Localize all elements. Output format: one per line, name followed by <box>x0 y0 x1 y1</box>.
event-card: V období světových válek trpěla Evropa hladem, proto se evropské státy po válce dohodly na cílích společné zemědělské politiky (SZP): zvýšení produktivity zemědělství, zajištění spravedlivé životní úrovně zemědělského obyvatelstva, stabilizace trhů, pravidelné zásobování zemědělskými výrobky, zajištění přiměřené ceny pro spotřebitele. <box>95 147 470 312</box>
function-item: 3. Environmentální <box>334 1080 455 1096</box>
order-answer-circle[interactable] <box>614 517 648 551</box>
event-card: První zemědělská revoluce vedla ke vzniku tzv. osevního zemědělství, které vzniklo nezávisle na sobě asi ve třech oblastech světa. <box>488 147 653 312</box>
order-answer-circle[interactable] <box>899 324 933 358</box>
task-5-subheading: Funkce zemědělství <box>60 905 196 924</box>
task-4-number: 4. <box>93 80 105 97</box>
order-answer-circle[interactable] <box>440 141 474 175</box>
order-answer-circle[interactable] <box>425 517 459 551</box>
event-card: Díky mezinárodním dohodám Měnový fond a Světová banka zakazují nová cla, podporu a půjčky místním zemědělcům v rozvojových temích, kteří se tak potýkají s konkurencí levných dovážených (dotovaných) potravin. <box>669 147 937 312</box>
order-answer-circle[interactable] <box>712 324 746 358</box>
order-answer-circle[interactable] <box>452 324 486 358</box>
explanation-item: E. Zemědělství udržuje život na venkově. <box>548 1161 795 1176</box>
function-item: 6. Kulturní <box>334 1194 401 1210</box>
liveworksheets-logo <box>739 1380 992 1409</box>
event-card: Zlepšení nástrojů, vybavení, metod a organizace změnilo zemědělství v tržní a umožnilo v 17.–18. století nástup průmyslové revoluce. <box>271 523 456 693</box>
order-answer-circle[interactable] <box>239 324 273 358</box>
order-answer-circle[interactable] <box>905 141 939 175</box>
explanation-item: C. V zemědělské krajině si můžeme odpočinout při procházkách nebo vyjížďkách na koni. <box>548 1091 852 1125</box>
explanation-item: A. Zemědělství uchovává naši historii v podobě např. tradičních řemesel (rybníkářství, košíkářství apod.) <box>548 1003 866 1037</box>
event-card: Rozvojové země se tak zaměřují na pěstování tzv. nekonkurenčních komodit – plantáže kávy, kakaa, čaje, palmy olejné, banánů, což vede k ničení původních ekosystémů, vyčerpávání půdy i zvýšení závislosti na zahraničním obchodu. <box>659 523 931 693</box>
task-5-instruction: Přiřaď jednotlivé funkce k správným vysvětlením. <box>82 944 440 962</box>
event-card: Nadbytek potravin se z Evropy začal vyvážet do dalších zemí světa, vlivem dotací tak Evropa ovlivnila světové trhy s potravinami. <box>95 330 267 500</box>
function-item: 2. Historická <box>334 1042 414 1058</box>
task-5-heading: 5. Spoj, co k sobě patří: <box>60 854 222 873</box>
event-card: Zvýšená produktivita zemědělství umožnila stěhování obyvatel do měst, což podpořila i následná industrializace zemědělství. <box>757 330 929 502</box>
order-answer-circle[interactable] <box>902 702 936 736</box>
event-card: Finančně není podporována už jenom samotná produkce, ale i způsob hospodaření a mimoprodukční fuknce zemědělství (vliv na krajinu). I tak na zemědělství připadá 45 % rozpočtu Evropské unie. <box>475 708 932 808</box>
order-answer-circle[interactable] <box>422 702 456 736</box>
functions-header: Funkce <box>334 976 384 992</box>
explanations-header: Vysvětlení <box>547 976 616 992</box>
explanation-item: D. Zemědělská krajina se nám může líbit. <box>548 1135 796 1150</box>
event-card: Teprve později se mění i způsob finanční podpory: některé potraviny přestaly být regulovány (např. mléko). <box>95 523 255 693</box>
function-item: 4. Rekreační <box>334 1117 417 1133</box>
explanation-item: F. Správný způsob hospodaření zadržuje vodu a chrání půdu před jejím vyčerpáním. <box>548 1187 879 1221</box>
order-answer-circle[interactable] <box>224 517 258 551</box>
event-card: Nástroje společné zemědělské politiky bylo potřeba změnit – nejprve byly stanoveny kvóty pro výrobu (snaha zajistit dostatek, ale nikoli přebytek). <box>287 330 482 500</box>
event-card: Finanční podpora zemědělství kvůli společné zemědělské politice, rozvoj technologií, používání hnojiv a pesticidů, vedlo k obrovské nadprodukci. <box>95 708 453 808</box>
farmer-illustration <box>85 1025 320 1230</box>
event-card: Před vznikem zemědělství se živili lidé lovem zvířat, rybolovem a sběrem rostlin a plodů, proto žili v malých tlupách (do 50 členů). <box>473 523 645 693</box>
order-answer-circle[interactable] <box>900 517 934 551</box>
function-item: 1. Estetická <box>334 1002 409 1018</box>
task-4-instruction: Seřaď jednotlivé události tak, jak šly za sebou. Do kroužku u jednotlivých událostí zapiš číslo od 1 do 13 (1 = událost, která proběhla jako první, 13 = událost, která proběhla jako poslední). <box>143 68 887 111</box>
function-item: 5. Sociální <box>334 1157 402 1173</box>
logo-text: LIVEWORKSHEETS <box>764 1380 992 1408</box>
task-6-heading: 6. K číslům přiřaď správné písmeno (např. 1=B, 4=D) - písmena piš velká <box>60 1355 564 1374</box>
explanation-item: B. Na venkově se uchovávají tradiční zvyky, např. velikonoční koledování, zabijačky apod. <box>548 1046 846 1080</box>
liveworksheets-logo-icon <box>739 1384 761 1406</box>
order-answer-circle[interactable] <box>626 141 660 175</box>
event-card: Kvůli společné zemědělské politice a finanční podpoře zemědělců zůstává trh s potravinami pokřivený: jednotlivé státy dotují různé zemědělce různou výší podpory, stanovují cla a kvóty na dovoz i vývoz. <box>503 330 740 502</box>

◆ ◆ ◆ ◆ ◆ ◆ ◆

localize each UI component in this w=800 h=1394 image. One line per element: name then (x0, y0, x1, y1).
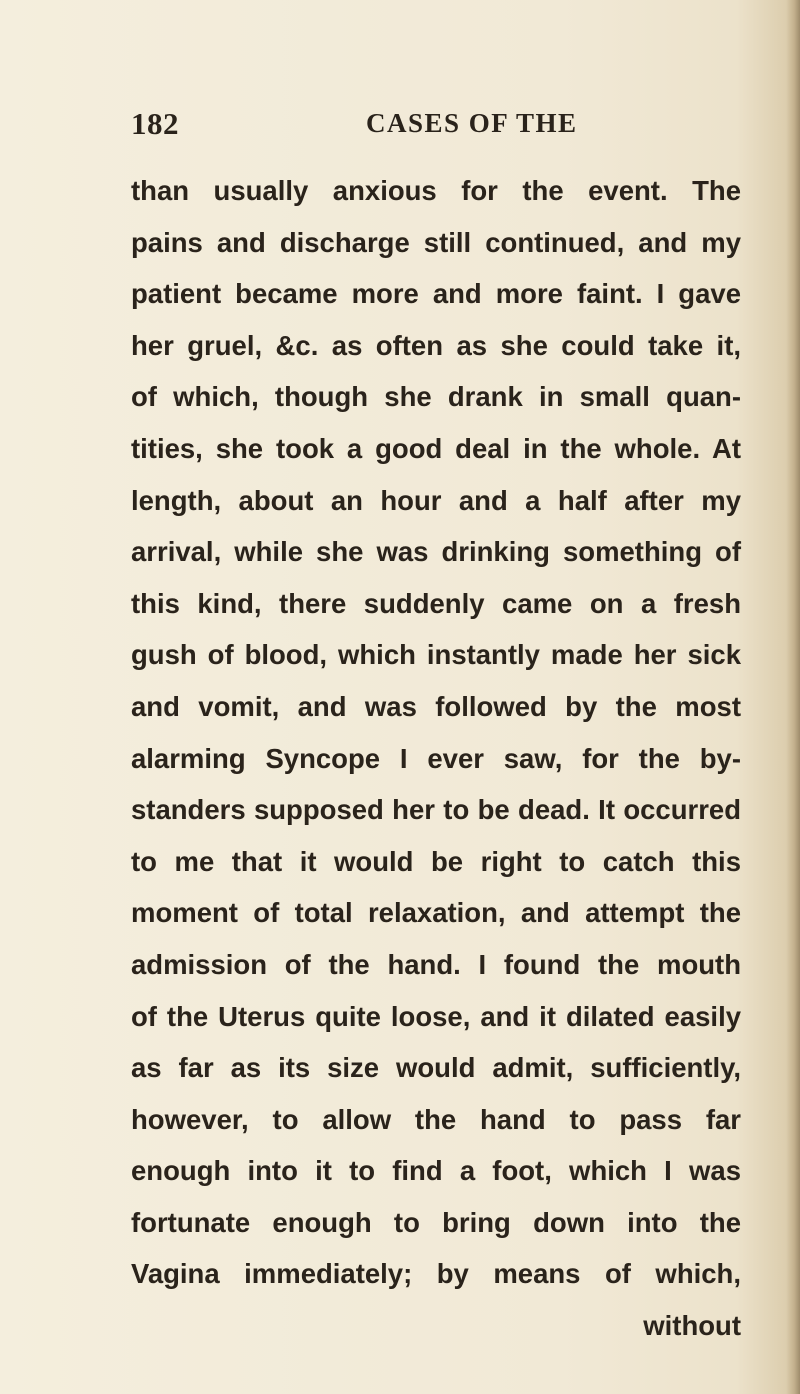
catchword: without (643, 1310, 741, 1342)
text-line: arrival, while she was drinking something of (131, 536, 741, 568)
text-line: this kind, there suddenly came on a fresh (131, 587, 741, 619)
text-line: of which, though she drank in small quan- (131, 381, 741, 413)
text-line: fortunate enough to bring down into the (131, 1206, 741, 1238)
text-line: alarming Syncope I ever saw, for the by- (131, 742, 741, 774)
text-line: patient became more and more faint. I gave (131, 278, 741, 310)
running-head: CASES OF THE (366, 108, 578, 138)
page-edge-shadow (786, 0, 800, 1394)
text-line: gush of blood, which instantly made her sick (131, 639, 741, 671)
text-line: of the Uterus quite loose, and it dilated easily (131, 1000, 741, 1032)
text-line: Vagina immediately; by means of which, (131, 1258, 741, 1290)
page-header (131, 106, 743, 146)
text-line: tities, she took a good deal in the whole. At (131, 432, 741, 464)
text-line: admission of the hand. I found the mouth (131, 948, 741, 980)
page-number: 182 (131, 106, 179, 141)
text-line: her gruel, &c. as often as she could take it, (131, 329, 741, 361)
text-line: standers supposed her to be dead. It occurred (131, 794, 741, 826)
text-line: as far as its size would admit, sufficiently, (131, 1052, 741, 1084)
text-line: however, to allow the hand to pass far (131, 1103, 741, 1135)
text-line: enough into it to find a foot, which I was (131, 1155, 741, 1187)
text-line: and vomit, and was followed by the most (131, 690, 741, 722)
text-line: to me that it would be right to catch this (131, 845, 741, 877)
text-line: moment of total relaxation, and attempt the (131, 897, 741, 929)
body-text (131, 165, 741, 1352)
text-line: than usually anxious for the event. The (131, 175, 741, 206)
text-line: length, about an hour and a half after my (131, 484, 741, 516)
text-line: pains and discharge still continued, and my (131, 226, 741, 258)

◆ ◆ ◆ ◆ ◆ ◆ ◆

> **Task**: Which lines in the entries above contain the word "would"? Report each of them in full.

> **Final result**:
text-line: as far as its size would admit, sufficiently, (131, 1052, 741, 1084)
text-line: to me that it would be right to catch this (131, 845, 741, 877)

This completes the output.